== Problem to solve ==
Quote all entries in full, exactly.

━━ Information given

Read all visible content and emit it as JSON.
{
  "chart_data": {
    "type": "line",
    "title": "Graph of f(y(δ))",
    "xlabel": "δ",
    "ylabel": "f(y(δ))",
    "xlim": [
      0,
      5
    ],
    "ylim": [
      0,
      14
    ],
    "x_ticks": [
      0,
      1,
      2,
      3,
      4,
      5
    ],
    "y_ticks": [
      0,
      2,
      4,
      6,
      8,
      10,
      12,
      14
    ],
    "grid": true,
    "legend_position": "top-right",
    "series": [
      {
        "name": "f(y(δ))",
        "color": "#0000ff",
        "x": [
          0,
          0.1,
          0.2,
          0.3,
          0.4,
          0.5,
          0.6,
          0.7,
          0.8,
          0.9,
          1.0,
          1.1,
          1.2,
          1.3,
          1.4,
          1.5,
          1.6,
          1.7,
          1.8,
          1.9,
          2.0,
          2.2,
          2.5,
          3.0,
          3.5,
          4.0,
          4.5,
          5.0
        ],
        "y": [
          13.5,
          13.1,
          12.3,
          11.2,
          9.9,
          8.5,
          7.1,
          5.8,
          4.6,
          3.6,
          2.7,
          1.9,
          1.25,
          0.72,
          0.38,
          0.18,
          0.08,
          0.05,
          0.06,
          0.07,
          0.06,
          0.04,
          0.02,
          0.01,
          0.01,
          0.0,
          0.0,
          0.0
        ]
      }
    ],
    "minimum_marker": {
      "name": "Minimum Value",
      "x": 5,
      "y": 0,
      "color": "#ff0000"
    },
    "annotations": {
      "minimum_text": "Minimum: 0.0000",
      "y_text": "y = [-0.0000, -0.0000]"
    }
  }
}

━━━━

== Exercise solution ==
Read all visible content and emit it as JSON.
{
  "chart_data": {
    "type": "line",
    "title": "Graph of f(y(δ))",
    "xlabel": "δ",
    "ylabel": "f(y(δ))",
    "xlim": [
      0,
      5
    ],
    "ylim": [
      0,
      14
    ],
    "x_ticks": [
      0,
      1,
      2,
      3,
      4,
      5
    ],
    "y_ticks": [
      0,
      2,
      4,
      6,
      8,
      10,
      12,
      14
    ],
    "grid": true,
    "legend_position": "top-right",
    "series": [
      {
        "name": "f(y(δ))",
        "color": "#0000ff",
        "x": [
          0,
          0.1,
          0.2,
          0.3,
          0.4,
          0.5,
          0.6,
          0.7,
          0.8,
          0.9,
          1.0,
          1.1,
          1.2,
          1.3,
          1.4,
          1.5,
          1.6,
          1.7,
          1.8,
          1.9,
          2.0,
          2.2,
          2.5,
          3.0,
          3.5,
          4.0,
          4.5,
          5.0
        ],
        "y": [
          13.5,
          13.1,
          12.3,
          11.2,
          9.9,
          8.5,
          7.1,
          5.8,
          4.6,
          3.6,
          2.7,
          1.9,
          1.25,
          0.72,
          0.38,
          0.18,
          0.08,
          0.05,
          0.06,
          0.07,
          0.06,
          0.04,
          0.02,
          0.01,
          0.01,
          0.0,
          0.0,
          0.0
        ]
      }
    ],
    "minimum_marker": {
      "name": "Minimum Value",
      "x": 5,
      "y": 0,
      "color": "#ff0000"
    },
    "annotations": {
      "minimum_text": "Minimum: 0.0000",
      "y_text": "y = [-0.0000, -0.0000]"
    }
  }
}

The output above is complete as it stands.